## Exercise requirements
Reproduce the listing below without changes, except that pictures are left out.

## Records shown
=====

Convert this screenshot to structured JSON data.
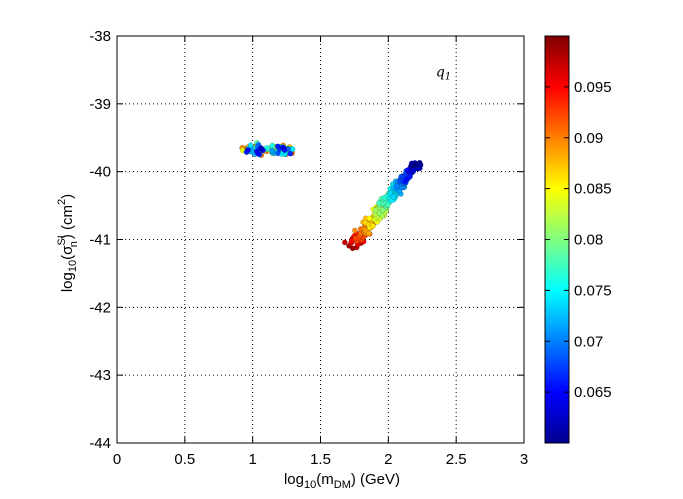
{
  "chart_data": {
    "type": "scatter",
    "xaxis": {
      "min": 0,
      "max": 3,
      "ticks": [
        0,
        0.5,
        1,
        1.5,
        2,
        2.5,
        3
      ],
      "tick_labels": [
        "0",
        "0.5",
        "1",
        "1.5",
        "2",
        "2.5",
        "3"
      ]
    },
    "yaxis": {
      "min": -44,
      "max": -38,
      "ticks": [
        -44,
        -43,
        -42,
        -41,
        -40,
        -39,
        -38
      ],
      "tick_labels": [
        "-44",
        "-43",
        "-42",
        "-41",
        "-40",
        "-39",
        "-38"
      ]
    },
    "xlabel": {
      "pre": "log",
      "sub1": "10",
      "mid": "(m",
      "sub2": "DM",
      "post": ") (GeV)"
    },
    "ylabel": {
      "pre": "log",
      "sub1": "10",
      "mid": "(σ",
      "sup": "SI",
      "sub2": "n",
      "post": ") (cm",
      "sup2": "2",
      "end": ")"
    },
    "annotation": {
      "base": "q",
      "sub": "1",
      "x": 2.35,
      "y": -38.6
    },
    "grid": true,
    "grid_style": "dotted",
    "colorbar": {
      "min": 0.06,
      "max": 0.1,
      "ticks": [
        0.065,
        0.07,
        0.075,
        0.08,
        0.085,
        0.09,
        0.095
      ],
      "tick_labels": [
        "0.065",
        "0.07",
        "0.075",
        "0.08",
        "0.085",
        "0.09",
        "0.095"
      ],
      "colormap": "jet"
    },
    "clusters": [
      {
        "description_of_shape": "small horizontal blob",
        "x_range": [
          0.92,
          1.3
        ],
        "y_center": -39.68,
        "y_spread": 0.13,
        "count": 110,
        "c_range": [
          0.063,
          0.095
        ]
      },
      {
        "description_of_shape": "diagonal band, red at low end, blue at high end",
        "x_start": 1.72,
        "y_start": -41.12,
        "x_end": 2.22,
        "y_end": -39.85,
        "width": 0.07,
        "count": 320,
        "c_start": 0.098,
        "c_end": 0.062
      }
    ]
  }
}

=====

## Output
Convert this screenshot to structured JSON data.
{
  "chart_data": {
    "type": "scatter",
    "xaxis": {
      "min": 0,
      "max": 3,
      "ticks": [
        0,
        0.5,
        1,
        1.5,
        2,
        2.5,
        3
      ],
      "tick_labels": [
        "0",
        "0.5",
        "1",
        "1.5",
        "2",
        "2.5",
        "3"
      ]
    },
    "yaxis": {
      "min": -44,
      "max": -38,
      "ticks": [
        -44,
        -43,
        -42,
        -41,
        -40,
        -39,
        -38
      ],
      "tick_labels": [
        "-44",
        "-43",
        "-42",
        "-41",
        "-40",
        "-39",
        "-38"
      ]
    },
    "xlabel": {
      "pre": "log",
      "sub1": "10",
      "mid": "(m",
      "sub2": "DM",
      "post": ") (GeV)"
    },
    "ylabel": {
      "pre": "log",
      "sub1": "10",
      "mid": "(σ",
      "sup": "SI",
      "sub2": "n",
      "post": ") (cm",
      "sup2": "2",
      "end": ")"
    },
    "annotation": {
      "base": "q",
      "sub": "1",
      "x": 2.35,
      "y": -38.6
    },
    "grid": true,
    "grid_style": "dotted",
    "colorbar": {
      "min": 0.06,
      "max": 0.1,
      "ticks": [
        0.065,
        0.07,
        0.075,
        0.08,
        0.085,
        0.09,
        0.095
      ],
      "tick_labels": [
        "0.065",
        "0.07",
        "0.075",
        "0.08",
        "0.085",
        "0.09",
        "0.095"
      ],
      "colormap": "jet"
    },
    "clusters": [
      {
        "description_of_shape": "small horizontal blob",
        "x_range": [
          0.92,
          1.3
        ],
        "y_center": -39.68,
        "y_spread": 0.13,
        "count": 110,
        "c_range": [
          0.063,
          0.095
        ]
      },
      {
        "description_of_shape": "diagonal band, red at low end, blue at high end",
        "x_start": 1.72,
        "y_start": -41.12,
        "x_end": 2.22,
        "y_end": -39.85,
        "width": 0.07,
        "count": 320,
        "c_start": 0.098,
        "c_end": 0.062
      }
    ]
  }
}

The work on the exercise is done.